> **PROVIDED INFORMATION**:

╔══

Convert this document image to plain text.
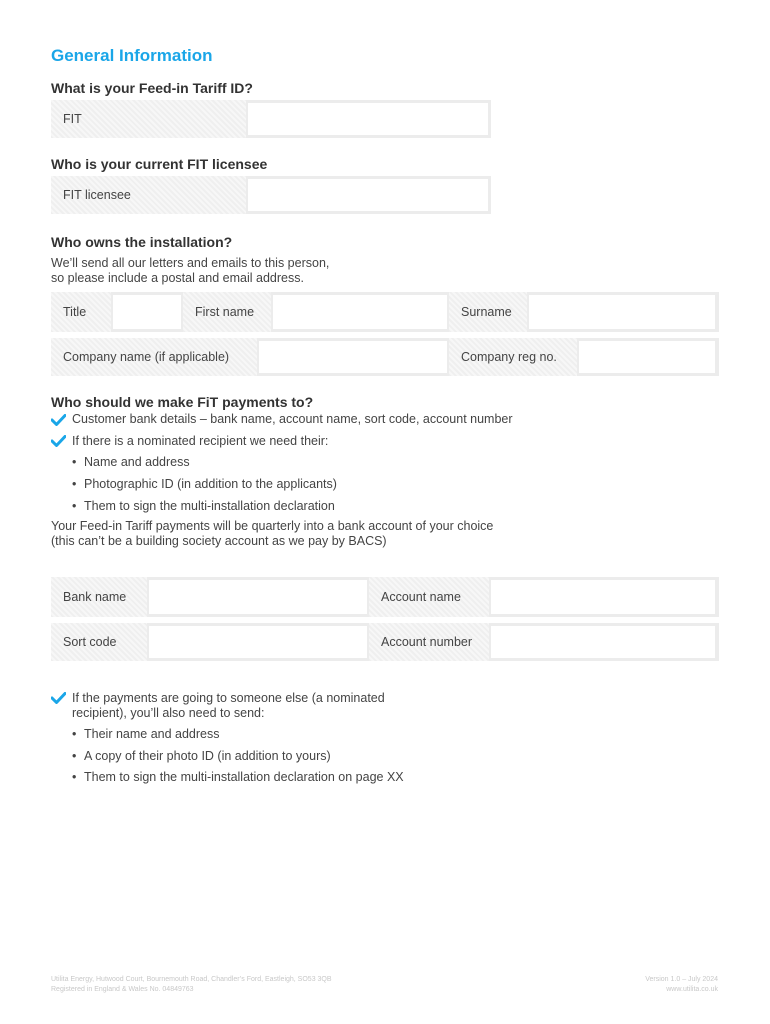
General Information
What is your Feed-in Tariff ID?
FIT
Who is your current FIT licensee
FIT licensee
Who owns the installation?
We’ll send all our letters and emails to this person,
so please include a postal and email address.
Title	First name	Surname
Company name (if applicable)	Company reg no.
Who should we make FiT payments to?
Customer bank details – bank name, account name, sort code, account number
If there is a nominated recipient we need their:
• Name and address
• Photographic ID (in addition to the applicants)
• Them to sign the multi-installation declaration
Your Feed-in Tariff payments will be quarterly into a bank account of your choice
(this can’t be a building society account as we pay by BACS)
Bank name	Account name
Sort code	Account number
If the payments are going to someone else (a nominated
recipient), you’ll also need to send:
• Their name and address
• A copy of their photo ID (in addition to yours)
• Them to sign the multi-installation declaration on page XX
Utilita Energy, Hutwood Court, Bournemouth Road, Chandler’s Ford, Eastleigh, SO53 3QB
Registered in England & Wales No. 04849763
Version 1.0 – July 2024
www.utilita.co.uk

╚══
╔══

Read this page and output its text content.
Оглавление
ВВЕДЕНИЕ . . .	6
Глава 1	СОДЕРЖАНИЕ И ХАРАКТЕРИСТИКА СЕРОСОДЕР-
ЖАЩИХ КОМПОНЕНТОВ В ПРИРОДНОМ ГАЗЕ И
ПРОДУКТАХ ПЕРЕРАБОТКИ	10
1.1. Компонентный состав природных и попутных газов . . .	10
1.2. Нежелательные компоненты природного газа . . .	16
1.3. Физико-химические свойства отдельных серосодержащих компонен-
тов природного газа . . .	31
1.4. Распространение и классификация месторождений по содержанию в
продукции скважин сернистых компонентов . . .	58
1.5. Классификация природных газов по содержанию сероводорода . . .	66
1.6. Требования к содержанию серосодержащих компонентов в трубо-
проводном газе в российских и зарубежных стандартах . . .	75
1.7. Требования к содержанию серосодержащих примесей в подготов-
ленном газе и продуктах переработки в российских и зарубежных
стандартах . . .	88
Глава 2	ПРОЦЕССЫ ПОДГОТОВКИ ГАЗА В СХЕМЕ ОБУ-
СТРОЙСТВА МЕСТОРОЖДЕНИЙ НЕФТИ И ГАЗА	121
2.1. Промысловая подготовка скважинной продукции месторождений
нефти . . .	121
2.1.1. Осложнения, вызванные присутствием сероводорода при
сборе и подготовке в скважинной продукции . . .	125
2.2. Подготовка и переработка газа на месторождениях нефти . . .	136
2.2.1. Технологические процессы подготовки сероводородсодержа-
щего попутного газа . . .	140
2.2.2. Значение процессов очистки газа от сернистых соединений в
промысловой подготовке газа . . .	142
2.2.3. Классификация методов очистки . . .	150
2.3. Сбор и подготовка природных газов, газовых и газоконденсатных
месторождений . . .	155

╚══
╔══

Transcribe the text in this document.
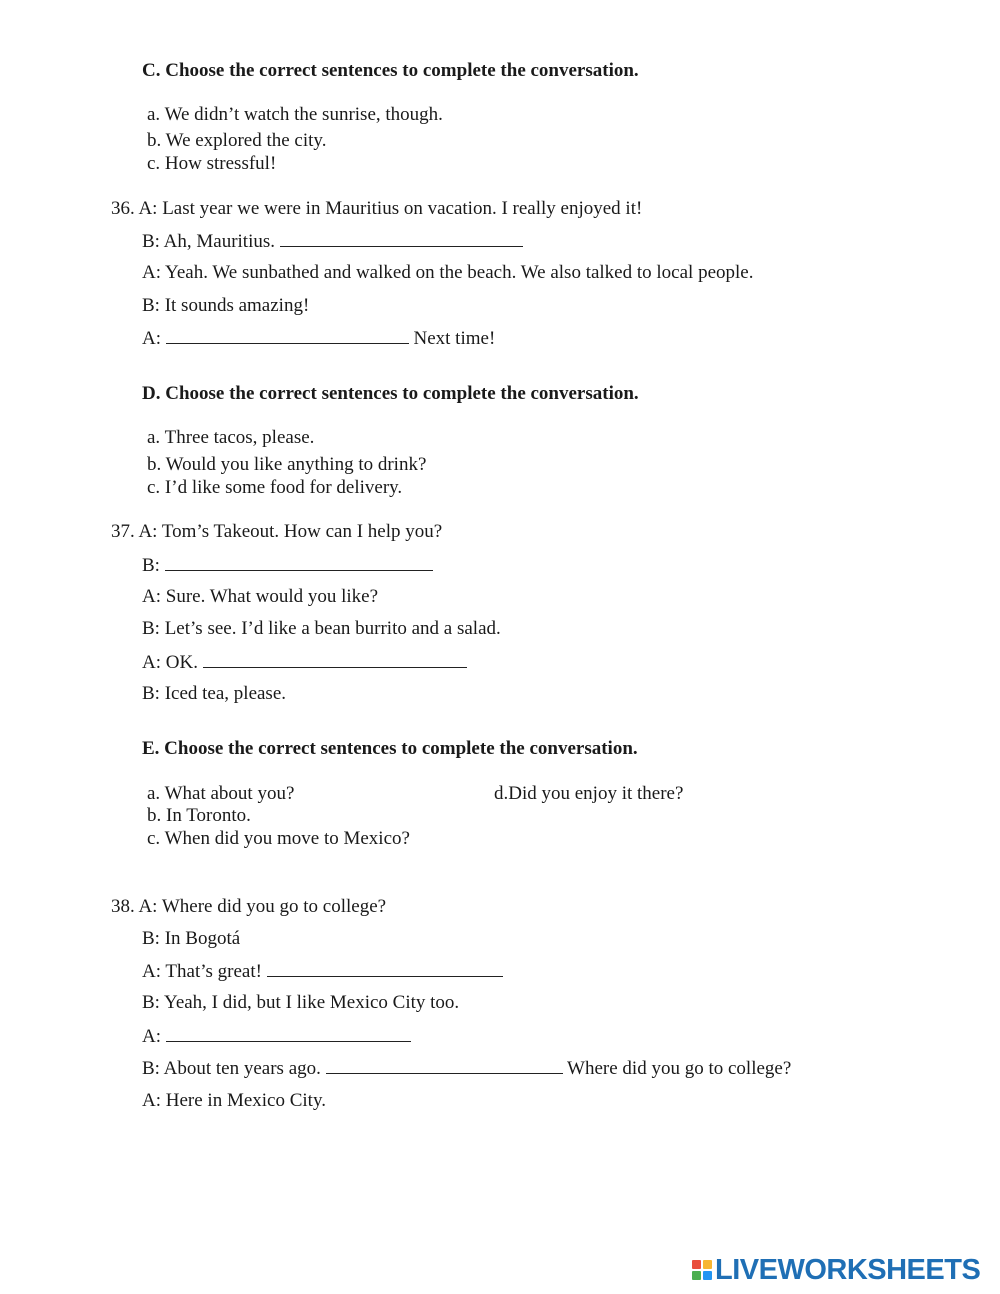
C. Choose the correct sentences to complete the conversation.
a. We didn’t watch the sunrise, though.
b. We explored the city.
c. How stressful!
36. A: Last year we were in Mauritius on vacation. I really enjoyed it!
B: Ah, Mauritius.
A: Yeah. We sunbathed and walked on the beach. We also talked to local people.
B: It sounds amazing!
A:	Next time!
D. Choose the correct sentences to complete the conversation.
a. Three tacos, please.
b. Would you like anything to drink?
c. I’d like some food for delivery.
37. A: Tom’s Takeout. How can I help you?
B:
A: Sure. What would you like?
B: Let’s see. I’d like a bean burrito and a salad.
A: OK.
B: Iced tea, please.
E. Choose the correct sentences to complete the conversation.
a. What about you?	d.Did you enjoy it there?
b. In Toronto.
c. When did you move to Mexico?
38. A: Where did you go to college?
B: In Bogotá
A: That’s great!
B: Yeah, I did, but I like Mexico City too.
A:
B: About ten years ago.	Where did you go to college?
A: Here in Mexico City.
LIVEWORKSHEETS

╚══

> **DIRECTIONS FOR THIS TASK**: Each line of the data that includes the word "page" counts once; report the total and nothing more.

> **TASK OUTPUT**: 2